[Data entries]
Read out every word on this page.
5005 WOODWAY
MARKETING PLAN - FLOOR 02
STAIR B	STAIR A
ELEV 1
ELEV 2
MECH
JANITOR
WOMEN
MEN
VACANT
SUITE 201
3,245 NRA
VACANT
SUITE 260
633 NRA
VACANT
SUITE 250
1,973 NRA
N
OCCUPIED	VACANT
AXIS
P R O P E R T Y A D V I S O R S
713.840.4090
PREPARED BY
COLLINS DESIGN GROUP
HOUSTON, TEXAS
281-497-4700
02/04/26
...
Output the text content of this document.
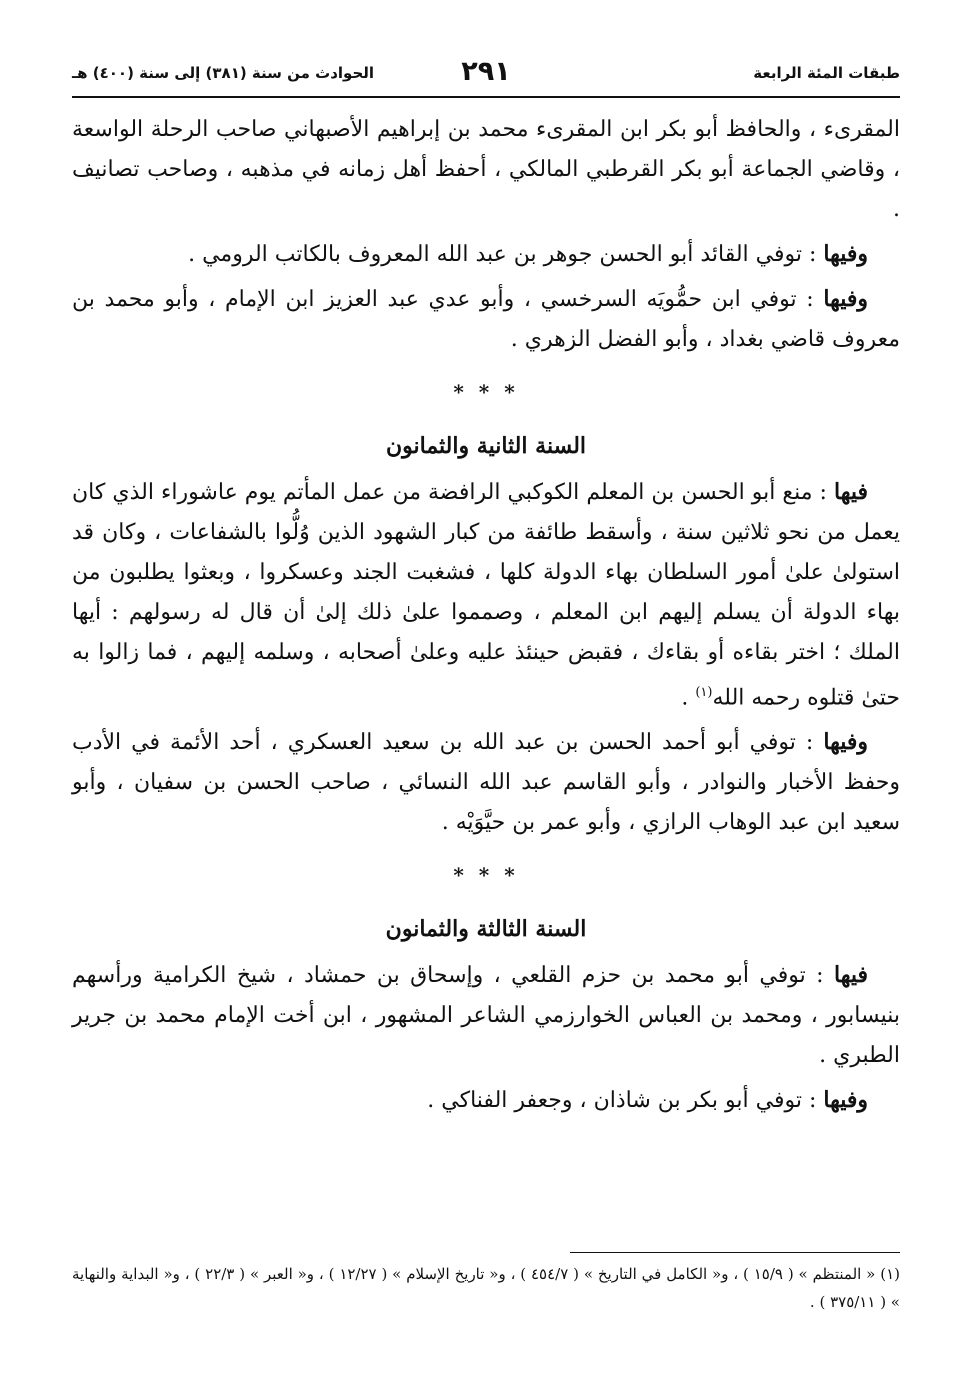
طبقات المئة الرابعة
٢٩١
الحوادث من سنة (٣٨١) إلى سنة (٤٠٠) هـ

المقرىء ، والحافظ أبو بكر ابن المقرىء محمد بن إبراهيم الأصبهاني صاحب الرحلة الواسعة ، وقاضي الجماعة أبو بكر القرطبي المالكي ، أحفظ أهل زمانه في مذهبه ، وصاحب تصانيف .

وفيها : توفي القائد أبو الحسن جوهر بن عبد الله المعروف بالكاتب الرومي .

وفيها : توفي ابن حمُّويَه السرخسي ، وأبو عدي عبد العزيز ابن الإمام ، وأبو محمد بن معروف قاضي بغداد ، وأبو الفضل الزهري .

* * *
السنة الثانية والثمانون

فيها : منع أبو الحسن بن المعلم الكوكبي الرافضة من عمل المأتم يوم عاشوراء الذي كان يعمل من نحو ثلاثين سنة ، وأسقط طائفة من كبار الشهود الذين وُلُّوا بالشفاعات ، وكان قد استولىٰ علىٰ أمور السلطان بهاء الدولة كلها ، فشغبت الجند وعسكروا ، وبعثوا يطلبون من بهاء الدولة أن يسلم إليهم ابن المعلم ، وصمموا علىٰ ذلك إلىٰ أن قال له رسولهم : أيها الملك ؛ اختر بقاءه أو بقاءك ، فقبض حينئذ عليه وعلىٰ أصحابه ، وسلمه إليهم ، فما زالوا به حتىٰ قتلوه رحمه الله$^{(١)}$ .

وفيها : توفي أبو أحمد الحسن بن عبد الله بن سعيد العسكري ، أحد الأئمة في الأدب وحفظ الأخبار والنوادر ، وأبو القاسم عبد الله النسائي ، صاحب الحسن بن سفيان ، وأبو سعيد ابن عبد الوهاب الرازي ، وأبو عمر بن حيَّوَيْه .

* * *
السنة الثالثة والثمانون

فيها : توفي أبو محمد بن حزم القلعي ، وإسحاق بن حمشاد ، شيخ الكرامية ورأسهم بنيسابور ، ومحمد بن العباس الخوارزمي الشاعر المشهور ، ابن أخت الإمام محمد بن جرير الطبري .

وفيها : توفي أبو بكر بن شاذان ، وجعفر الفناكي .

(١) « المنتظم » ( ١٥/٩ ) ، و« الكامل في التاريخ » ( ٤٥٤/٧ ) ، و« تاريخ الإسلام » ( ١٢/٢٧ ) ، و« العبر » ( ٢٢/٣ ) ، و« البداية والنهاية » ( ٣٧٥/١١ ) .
...
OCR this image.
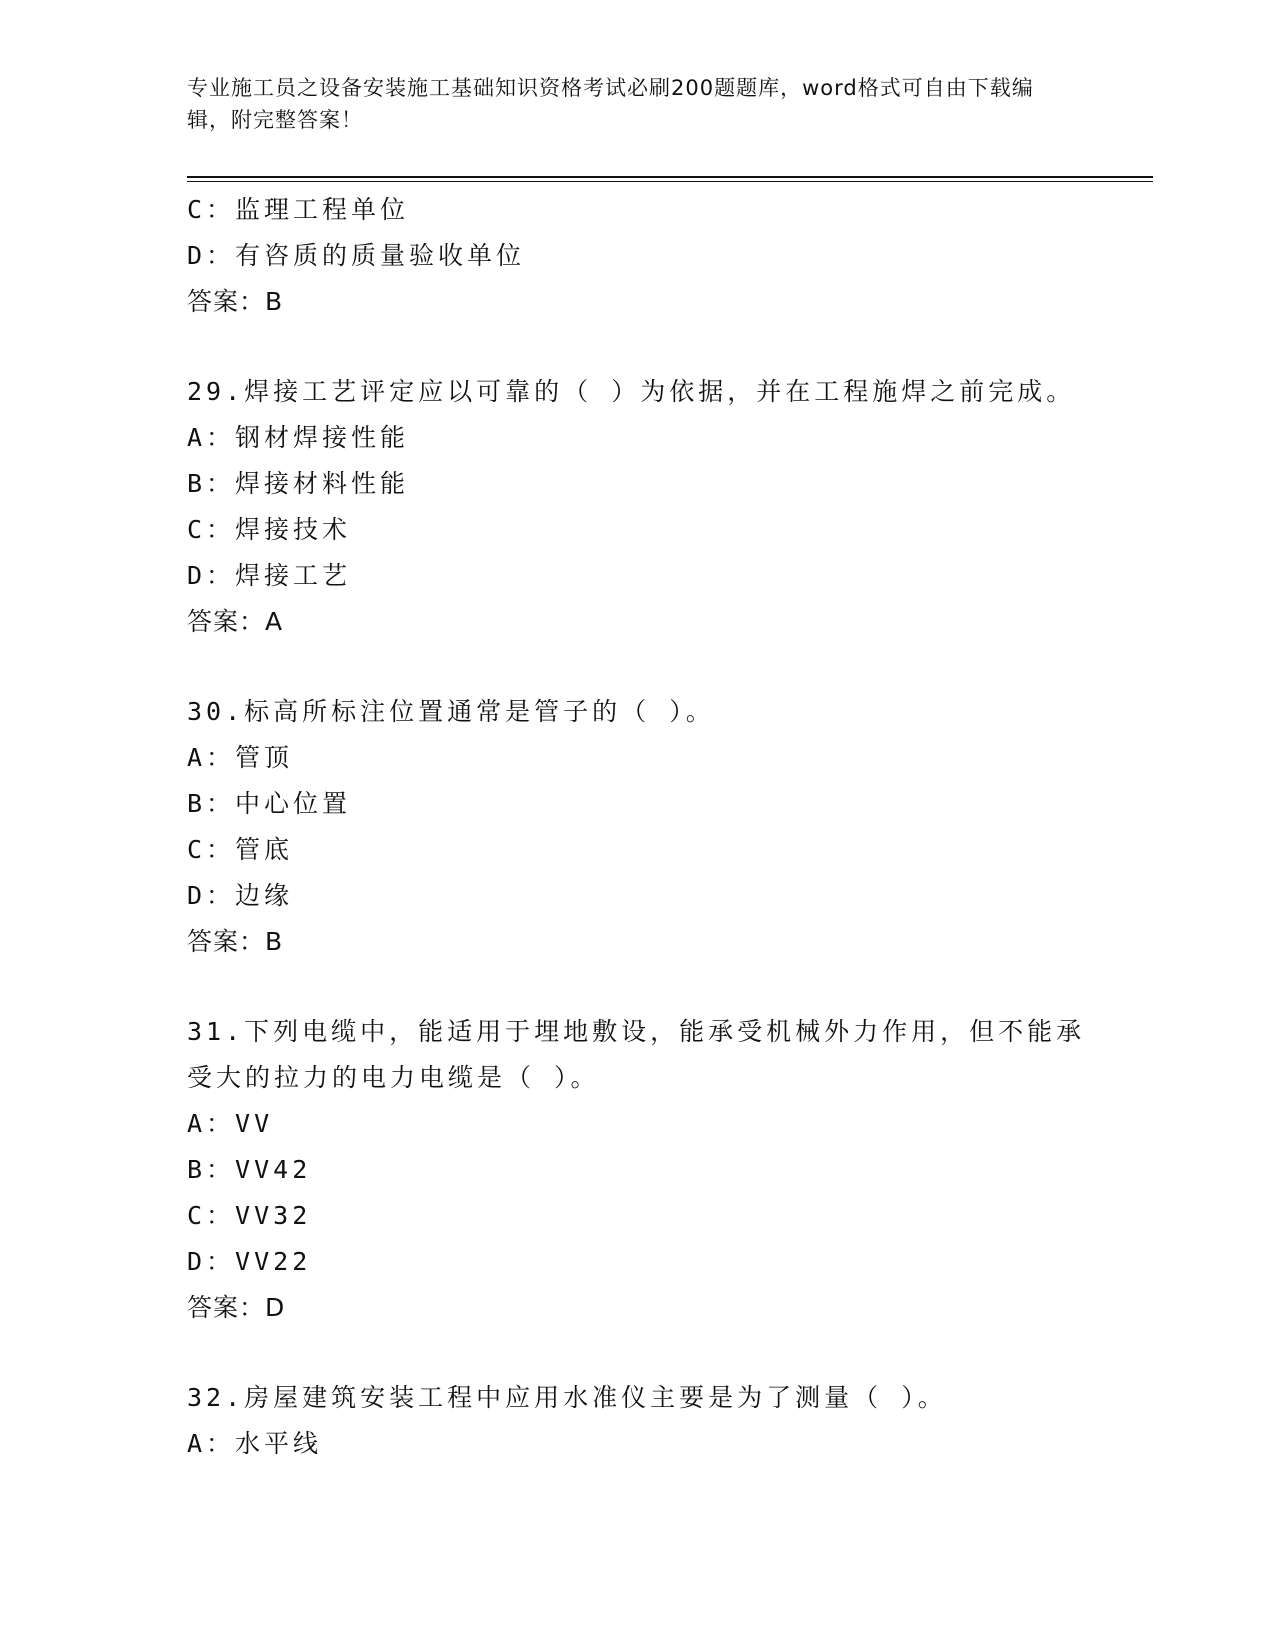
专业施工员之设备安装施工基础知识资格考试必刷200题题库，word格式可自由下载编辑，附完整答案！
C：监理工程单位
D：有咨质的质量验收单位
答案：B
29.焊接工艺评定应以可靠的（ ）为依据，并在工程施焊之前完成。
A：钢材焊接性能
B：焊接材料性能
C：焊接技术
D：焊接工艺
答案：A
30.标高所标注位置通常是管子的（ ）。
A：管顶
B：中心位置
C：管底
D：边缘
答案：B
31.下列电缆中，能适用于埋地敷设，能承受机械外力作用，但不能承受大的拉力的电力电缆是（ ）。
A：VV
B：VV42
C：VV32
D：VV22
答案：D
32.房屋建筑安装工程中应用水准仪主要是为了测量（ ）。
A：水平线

#### OBJECTIVE:
Filter the records for lines holding the string "والثمانون". Copy each one.

#### COMPLETE ANSWER:
السنة الثانية والثمانون
السنة الثالثة والثمانون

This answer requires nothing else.